### Условие задания
Перепишите без изменений отрезок текста о Нестерове от слов «Когда В.С. Кеменовым» до слов «вариантов названия книги.» включительно.

### Исходный текст
Но когда «литературный портрет» был закончен, он не терпел в нем никаких подмалевок и переписок, сделанных чужой рукою. На сокращение текста Нестеров шел, но никаких изменений, подправок, а тем более чужих вставок он решительно не допускал.
Этим он и в печати сохранил глубокое своеобразие своих «литературных портретов»: его творческий почерк в них так же смел, жив, непосредствен, ни на кого не похож, как и в его живописных работах.
Когда В.С. Кеменовым было предложено Нестерову от лица Третьяковской галереи издать книгу его очерков о прошлом, он и в подборе материала для книги был так же независим, тверд и прям. Он долго совещался со мною о порядке расположения материала, попросил составить к нему примечания, вести корректуру книги.
Когда дело дошло до названия книги, он сказал мне что-то вроде: «Старая голова не работает. Придумайте, как назвать».
Я набросал ему семнадцать вариантов названия книги.
После долгих размышлений он решительно остановился на тех заглавиях, в которые входили слова: «Дальние – Дни, годы, встречи», – и, вслушиваясь в эти близкие, но вовсе не одинаковые по смыслу и звучанию слова: «дальние, далекие, давние», – решительно выбрал: «Давние дни».
Оно и стало названием книги.
Корректура книги прошла еще в 1940 году; наступила война; надежда на издание книги была потеряна, – тем большей радостью для Нестерова был ее выход.
Критики и читатели склонны считать «Давние дни» воспоминаниями и мемуарами художника. Это неверно, сам Нестеров качал на это головой: «Какие же это мемуары? Мемуары ведут день за днем, год за годом, описывая всю жизнь. У меня ничего этого нет».

(Записанные данные)
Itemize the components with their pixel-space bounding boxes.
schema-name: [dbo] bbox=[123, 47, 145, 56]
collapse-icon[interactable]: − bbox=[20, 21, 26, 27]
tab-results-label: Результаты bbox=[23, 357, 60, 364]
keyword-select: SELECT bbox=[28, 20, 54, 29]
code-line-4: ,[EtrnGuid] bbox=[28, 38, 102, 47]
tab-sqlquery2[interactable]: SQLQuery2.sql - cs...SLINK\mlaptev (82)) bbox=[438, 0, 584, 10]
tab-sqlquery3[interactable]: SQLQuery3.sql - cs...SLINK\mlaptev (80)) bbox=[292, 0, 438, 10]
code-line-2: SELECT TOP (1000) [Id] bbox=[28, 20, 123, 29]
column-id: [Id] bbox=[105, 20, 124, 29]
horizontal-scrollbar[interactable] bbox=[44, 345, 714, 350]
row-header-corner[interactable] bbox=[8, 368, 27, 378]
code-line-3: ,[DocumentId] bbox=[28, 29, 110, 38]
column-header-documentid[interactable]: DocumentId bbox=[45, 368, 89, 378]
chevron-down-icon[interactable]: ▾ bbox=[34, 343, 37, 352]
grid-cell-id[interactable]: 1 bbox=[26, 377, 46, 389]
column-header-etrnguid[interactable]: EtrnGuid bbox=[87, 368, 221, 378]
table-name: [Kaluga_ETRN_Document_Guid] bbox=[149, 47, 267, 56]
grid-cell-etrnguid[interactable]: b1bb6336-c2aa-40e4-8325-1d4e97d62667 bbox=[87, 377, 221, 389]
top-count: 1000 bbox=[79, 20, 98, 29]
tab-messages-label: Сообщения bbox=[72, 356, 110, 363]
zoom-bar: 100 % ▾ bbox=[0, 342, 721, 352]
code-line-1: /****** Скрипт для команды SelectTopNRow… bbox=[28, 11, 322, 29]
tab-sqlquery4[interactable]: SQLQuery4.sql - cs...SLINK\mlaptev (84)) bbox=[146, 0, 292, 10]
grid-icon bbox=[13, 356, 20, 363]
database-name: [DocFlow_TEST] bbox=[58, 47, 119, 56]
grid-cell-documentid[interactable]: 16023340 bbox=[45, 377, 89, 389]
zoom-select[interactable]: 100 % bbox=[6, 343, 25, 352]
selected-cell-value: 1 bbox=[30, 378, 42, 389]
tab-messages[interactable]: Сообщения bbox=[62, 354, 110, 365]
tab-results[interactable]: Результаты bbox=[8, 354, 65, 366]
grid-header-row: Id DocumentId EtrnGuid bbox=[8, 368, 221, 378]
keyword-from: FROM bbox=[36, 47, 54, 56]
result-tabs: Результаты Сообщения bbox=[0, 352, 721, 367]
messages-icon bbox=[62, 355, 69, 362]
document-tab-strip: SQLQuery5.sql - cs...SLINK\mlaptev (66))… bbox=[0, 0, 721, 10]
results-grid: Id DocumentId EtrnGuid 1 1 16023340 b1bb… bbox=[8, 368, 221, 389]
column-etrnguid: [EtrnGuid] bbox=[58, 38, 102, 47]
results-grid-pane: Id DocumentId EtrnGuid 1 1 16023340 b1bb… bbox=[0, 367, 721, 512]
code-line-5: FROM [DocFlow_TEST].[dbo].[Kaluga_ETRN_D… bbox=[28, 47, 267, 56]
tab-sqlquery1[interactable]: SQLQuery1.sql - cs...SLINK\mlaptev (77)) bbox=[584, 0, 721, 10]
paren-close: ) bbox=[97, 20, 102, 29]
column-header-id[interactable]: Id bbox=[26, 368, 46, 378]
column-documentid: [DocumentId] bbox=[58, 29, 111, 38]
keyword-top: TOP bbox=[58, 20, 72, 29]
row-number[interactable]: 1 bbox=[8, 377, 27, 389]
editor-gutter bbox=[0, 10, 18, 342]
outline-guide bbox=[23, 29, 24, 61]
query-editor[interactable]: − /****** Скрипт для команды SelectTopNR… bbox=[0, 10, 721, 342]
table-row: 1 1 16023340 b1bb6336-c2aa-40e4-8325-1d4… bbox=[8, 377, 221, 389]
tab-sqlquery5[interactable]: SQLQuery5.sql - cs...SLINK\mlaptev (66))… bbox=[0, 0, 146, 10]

### Итоговый ответ
Когда В.С. Кеменовым было предложено Нестерову от лица Третьяковской галереи издать книгу его очерков о прошлом, он и в подборе материала для книги был так же независим, тверд и прям. Он долго совещался со мною о порядке расположения материала, попросил составить к нему примечания, вести корректуру книги.
Когда дело дошло до названия книги, он сказал мне что-то вроде: «Старая голова не работает. Придумайте, как назвать».
Я набросал ему семнадцать вариантов названия книги.